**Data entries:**

<<<<

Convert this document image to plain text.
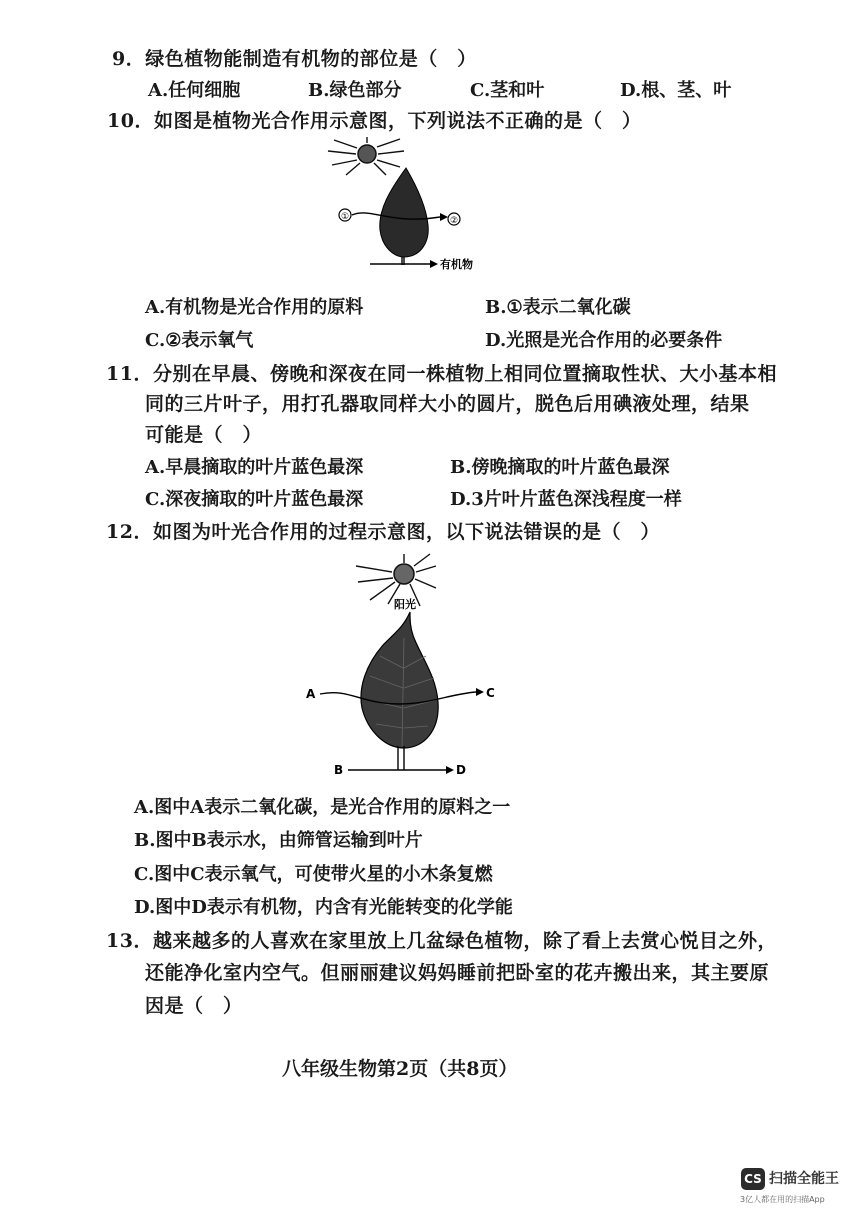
9．绿色植物能制造有机物的部位是（　）
A.任何细胞	B.绿色部分	C.茎和叶	D.根、茎、叶
10．如图是植物光合作用示意图，下列说法不正确的是（　）
①	②
有机物
A.有机物是光合作用的原料	B.①表示二氧化碳
C.②表示氧气	D.光照是光合作用的必要条件
11．分别在早晨、傍晚和深夜在同一株植物上相同位置摘取性状、大小基本相
同的三片叶子，用打孔器取同样大小的圆片，脱色后用碘液处理，结果
可能是（　）
A.早晨摘取的叶片蓝色最深	B.傍晚摘取的叶片蓝色最深
C.深夜摘取的叶片蓝色最深	D.3片叶片蓝色深浅程度一样
12．如图为叶光合作用的过程示意图，以下说法错误的是（　）
阳光
A	C
B	D
A.图中A表示二氧化碳，是光合作用的原料之一
B.图中B表示水，由筛管运输到叶片
C.图中C表示氧气，可使带火星的小木条复燃
D.图中D表示有机物，内含有光能转变的化学能
13．越来越多的人喜欢在家里放上几盆绿色植物，除了看上去赏心悦目之外，
还能净化室内空气。但丽丽建议妈妈睡前把卧室的花卉搬出来，其主要原
因是（　）
八年级生物第2页（共8页）
CS 扫描全能王
3亿人都在用的扫描App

>>>>

**Exercise prompt:**
Leave out the pictures and output every record above precisely as given.

**Reply to the exercise:**
Convert this document image to plain text.
9．绿色植物能制造有机物的部位是（　）
A.任何细胞	B.绿色部分	C.茎和叶	D.根、茎、叶
10．如图是植物光合作用示意图，下列说法不正确的是（　）
①	②
有机物
A.有机物是光合作用的原料	B.①表示二氧化碳
C.②表示氧气	D.光照是光合作用的必要条件
11．分别在早晨、傍晚和深夜在同一株植物上相同位置摘取性状、大小基本相
同的三片叶子，用打孔器取同样大小的圆片，脱色后用碘液处理，结果
可能是（　）
A.早晨摘取的叶片蓝色最深	B.傍晚摘取的叶片蓝色最深
C.深夜摘取的叶片蓝色最深	D.3片叶片蓝色深浅程度一样
12．如图为叶光合作用的过程示意图，以下说法错误的是（　）
阳光
A	C
B	D
A.图中A表示二氧化碳，是光合作用的原料之一
B.图中B表示水，由筛管运输到叶片
C.图中C表示氧气，可使带火星的小木条复燃
D.图中D表示有机物，内含有光能转变的化学能
13．越来越多的人喜欢在家里放上几盆绿色植物，除了看上去赏心悦目之外，
还能净化室内空气。但丽丽建议妈妈睡前把卧室的花卉搬出来，其主要原
因是（　）
八年级生物第2页（共8页）
CS 扫描全能王
3亿人都在用的扫描App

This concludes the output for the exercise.